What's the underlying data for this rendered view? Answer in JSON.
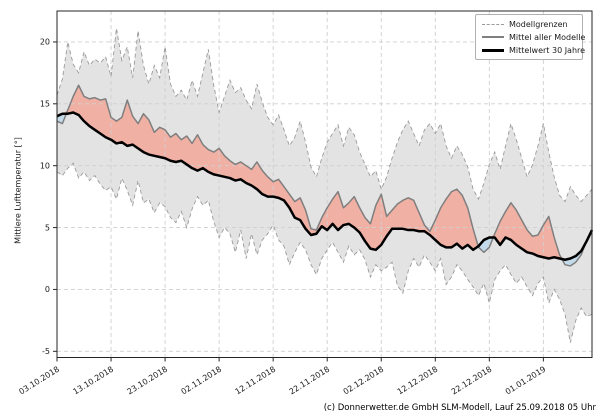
{
  "footer": "(c) Donnerwetter.de GmbH SLM-Modell, Lauf 25.09.2018 05 Uhr",
  "chart_data": {
    "type": "line",
    "title": "",
    "xlabel": "",
    "ylabel": "Mittlere Lufttemperatur [°]",
    "ylim": [
      -5.5,
      22.5
    ],
    "yticks": [
      -5,
      0,
      5,
      10,
      15,
      20
    ],
    "grid": true,
    "legend_position": "upper right",
    "start_date": "03.10.2018",
    "step": "daily",
    "x_days_total": 99,
    "xtick_days": [
      0,
      10,
      20,
      30,
      40,
      50,
      60,
      70,
      80,
      90
    ],
    "xtick_labels": [
      "03.10.2018",
      "13.10.2018",
      "23.10.2018",
      "02.11.2018",
      "12.11.2018",
      "22.11.2018",
      "02.12.2018",
      "12.12.2018",
      "22.12.2018",
      "01.01.2019"
    ],
    "legend": [
      {
        "label": "Modellgrenzen",
        "style": "dashed",
        "color": "#9a9a9a"
      },
      {
        "label": "Mittel aller Modelle",
        "style": "solid",
        "color": "#7f7f7f"
      },
      {
        "label": "Mittelwert 30 Jahre",
        "style": "solid-thick",
        "color": "#000000"
      }
    ],
    "colors": {
      "band_fill": "#e3e3e3",
      "band_edge": "#9a9a9a",
      "model_mean_line": "#7f7f7f",
      "mean30_line": "#000000",
      "warm_fill": "#f1b0a4",
      "cold_fill": "#c3dbea",
      "gridline": "#cfcfcf",
      "spine": "#262626",
      "tick_text": "#1a1a1a"
    },
    "series": [
      {
        "name": "Modellgrenze oben",
        "values": [
          15.7,
          17.0,
          20.0,
          18.2,
          17.5,
          19.2,
          18.1,
          18.6,
          18.3,
          18.8,
          17.2,
          21.1,
          18.5,
          19.6,
          17.1,
          20.9,
          18.1,
          16.6,
          18.1,
          17.1,
          19.6,
          16.6,
          15.6,
          16.1,
          15.3,
          16.9,
          15.6,
          17.5,
          19.4,
          16.5,
          14.3,
          15.6,
          16.9,
          15.9,
          16.3,
          15.3,
          14.6,
          16.6,
          15.1,
          13.9,
          13.3,
          14.1,
          12.9,
          11.6,
          12.3,
          13.6,
          11.9,
          9.9,
          9.1,
          10.6,
          11.9,
          12.6,
          13.3,
          11.6,
          13.1,
          12.5,
          11.1,
          10.1,
          9.1,
          9.6,
          8.1,
          9.1,
          10.6,
          11.9,
          12.9,
          13.6,
          12.6,
          11.6,
          12.9,
          13.4,
          12.6,
          13.4,
          11.6,
          10.6,
          11.6,
          10.9,
          9.9,
          8.1,
          7.3,
          8.6,
          10.1,
          11.1,
          9.7,
          11.6,
          13.4,
          12.1,
          10.6,
          9.1,
          10.1,
          11.6,
          13.4,
          11.1,
          9.1,
          7.6,
          7.1,
          8.3,
          7.6,
          7.1,
          7.6,
          8.1
        ]
      },
      {
        "name": "Modellgrenze unten",
        "values": [
          9.5,
          9.2,
          9.8,
          10.2,
          9.0,
          9.5,
          8.8,
          9.2,
          8.5,
          8.0,
          8.3,
          7.3,
          9.0,
          8.0,
          6.8,
          8.8,
          7.0,
          7.3,
          6.2,
          7.0,
          6.7,
          5.8,
          5.4,
          6.3,
          5.0,
          6.5,
          7.5,
          6.8,
          7.2,
          5.5,
          4.2,
          5.0,
          4.5,
          3.0,
          4.8,
          2.5,
          4.5,
          2.8,
          4.0,
          4.5,
          5.2,
          4.0,
          3.5,
          2.0,
          3.0,
          3.8,
          3.2,
          2.0,
          1.2,
          2.5,
          3.2,
          3.8,
          3.0,
          2.2,
          3.5,
          2.8,
          3.2,
          2.4,
          1.0,
          2.0,
          1.5,
          1.8,
          2.2,
          0.3,
          -0.3,
          1.5,
          2.5,
          1.8,
          2.8,
          2.2,
          1.5,
          2.5,
          0.4,
          1.0,
          2.0,
          1.5,
          0.8,
          0.2,
          -0.5,
          0.5,
          -1.1,
          0.8,
          1.5,
          2.0,
          1.2,
          0.5,
          1.0,
          0.2,
          -0.5,
          0.5,
          1.0,
          -1.1,
          0.0,
          -0.8,
          -2.0,
          -4.3,
          -2.5,
          -1.5,
          -2.2,
          -2.0
        ]
      },
      {
        "name": "Mittel aller Modelle",
        "values": [
          13.6,
          13.4,
          14.5,
          15.6,
          16.5,
          15.6,
          15.4,
          15.5,
          15.3,
          15.4,
          13.9,
          13.6,
          13.9,
          15.3,
          14.0,
          13.4,
          14.2,
          13.7,
          12.7,
          13.1,
          12.9,
          12.3,
          12.6,
          12.1,
          12.4,
          11.8,
          12.5,
          11.7,
          11.3,
          11.1,
          11.4,
          10.8,
          10.4,
          10.1,
          10.3,
          10.0,
          9.7,
          10.3,
          9.6,
          9.1,
          8.7,
          8.9,
          8.3,
          7.7,
          7.1,
          7.4,
          6.4,
          4.9,
          4.8,
          5.8,
          6.6,
          7.3,
          7.9,
          6.6,
          7.0,
          7.5,
          6.6,
          5.8,
          5.3,
          6.8,
          7.7,
          5.9,
          6.4,
          6.9,
          7.2,
          7.4,
          7.2,
          6.2,
          5.2,
          4.7,
          5.6,
          6.6,
          7.3,
          7.9,
          8.1,
          7.6,
          6.6,
          4.9,
          3.4,
          3.0,
          3.4,
          4.5,
          5.5,
          6.3,
          7.0,
          6.4,
          5.6,
          4.8,
          4.3,
          4.4,
          5.2,
          5.9,
          4.2,
          2.8,
          2.0,
          1.9,
          2.2,
          2.8,
          3.9,
          4.7
        ]
      },
      {
        "name": "Mittelwert 30 Jahre",
        "values": [
          14.0,
          14.2,
          14.2,
          14.3,
          14.1,
          13.6,
          13.2,
          12.9,
          12.6,
          12.3,
          12.1,
          11.8,
          11.9,
          11.6,
          11.7,
          11.4,
          11.1,
          10.9,
          10.8,
          10.7,
          10.6,
          10.4,
          10.3,
          10.4,
          10.1,
          9.8,
          9.6,
          9.8,
          9.5,
          9.3,
          9.2,
          9.1,
          9.0,
          8.8,
          8.9,
          8.6,
          8.4,
          8.1,
          7.7,
          7.5,
          7.5,
          7.4,
          7.2,
          6.6,
          5.8,
          5.6,
          4.9,
          4.4,
          4.5,
          5.1,
          4.8,
          5.3,
          4.8,
          5.2,
          5.3,
          5.0,
          4.6,
          3.9,
          3.3,
          3.2,
          3.6,
          4.3,
          4.9,
          4.9,
          4.9,
          4.8,
          4.8,
          4.7,
          4.7,
          4.4,
          4.0,
          3.6,
          3.4,
          3.4,
          3.7,
          3.3,
          3.6,
          3.2,
          3.5,
          4.0,
          4.2,
          4.2,
          3.6,
          4.2,
          4.0,
          3.6,
          3.3,
          3.0,
          2.9,
          2.7,
          2.6,
          2.5,
          2.6,
          2.5,
          2.4,
          2.5,
          2.7,
          3.1,
          3.9,
          4.8
        ]
      }
    ],
    "fills": [
      {
        "name": "Modellspanne",
        "between": [
          "Modellgrenze oben",
          "Modellgrenze unten"
        ],
        "color": "#e3e3e3"
      },
      {
        "name": "Modelle waermer als 30-Jahre-Mittel",
        "between": [
          "Mittel aller Modelle",
          "Mittelwert 30 Jahre"
        ],
        "color": "#f1b0a4"
      },
      {
        "name": "Modelle kaelter als 30-Jahre-Mittel",
        "between": [
          "Mittelwert 30 Jahre",
          "Mittel aller Modelle"
        ],
        "color": "#c3dbea"
      }
    ]
  }
}
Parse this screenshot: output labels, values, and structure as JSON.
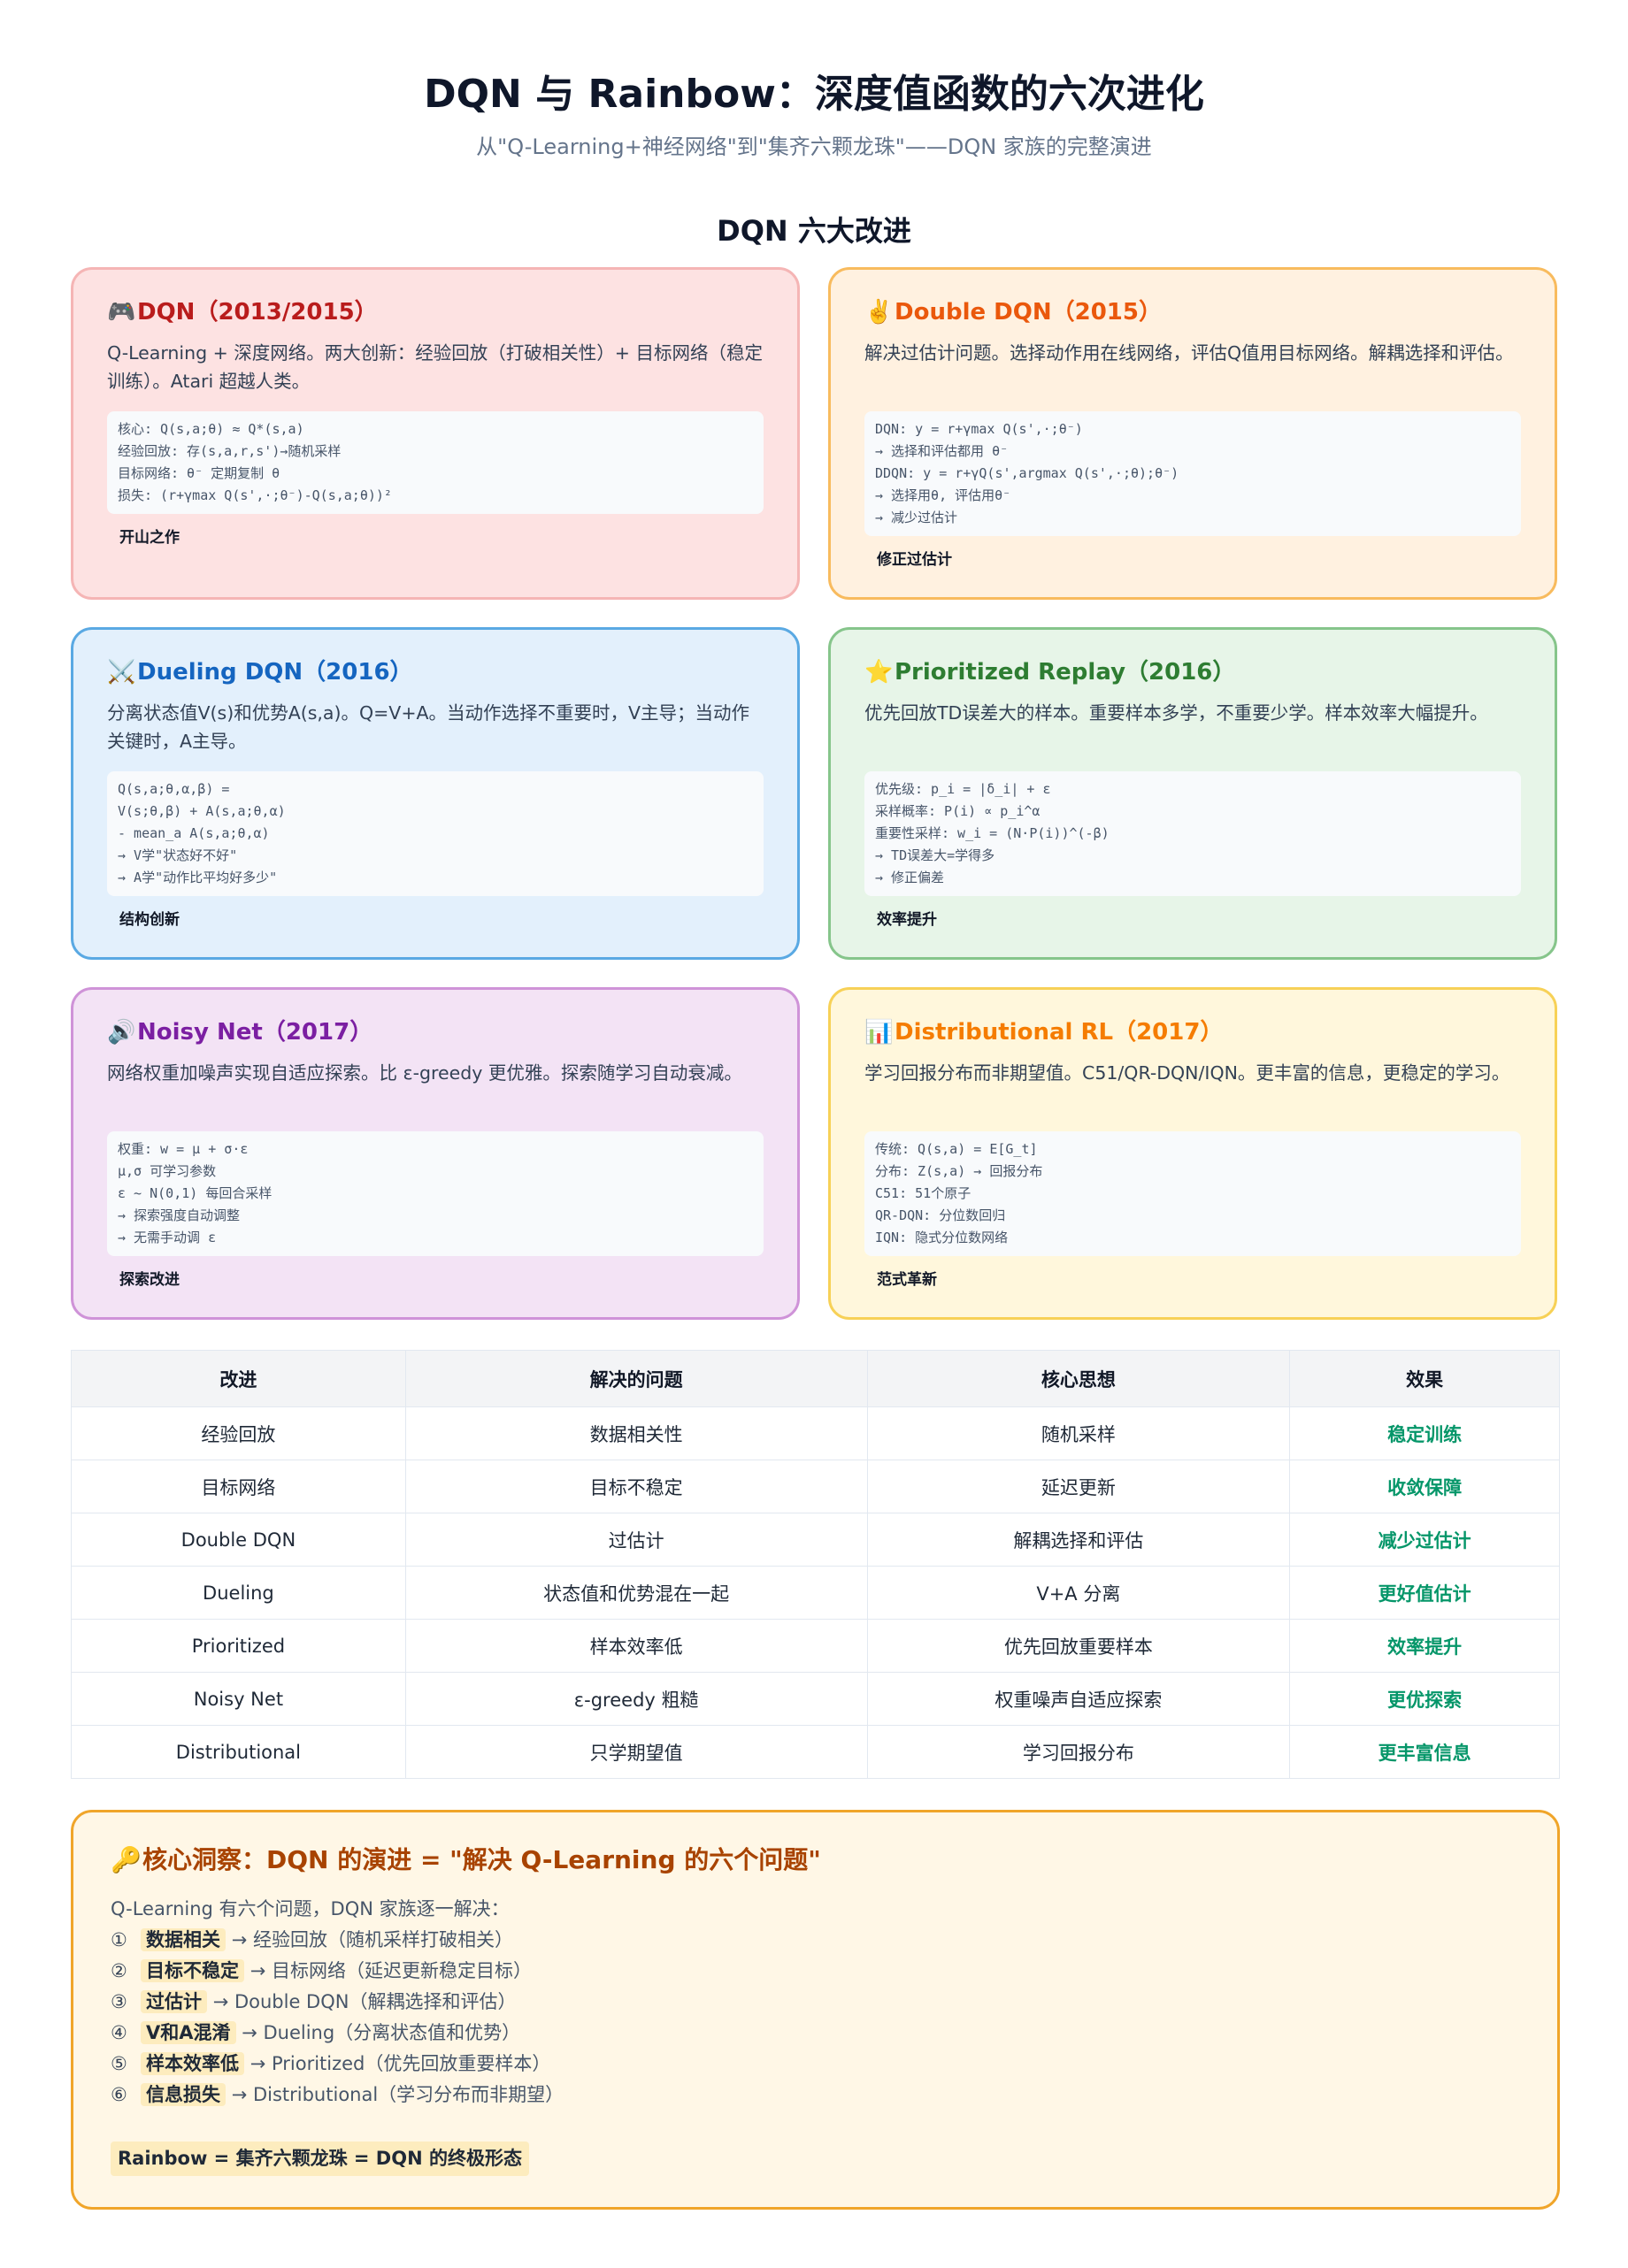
———
:: Exercise ::
Report how many lines of the preceding records include "name". Output the number only.

:: Exercise response ::
7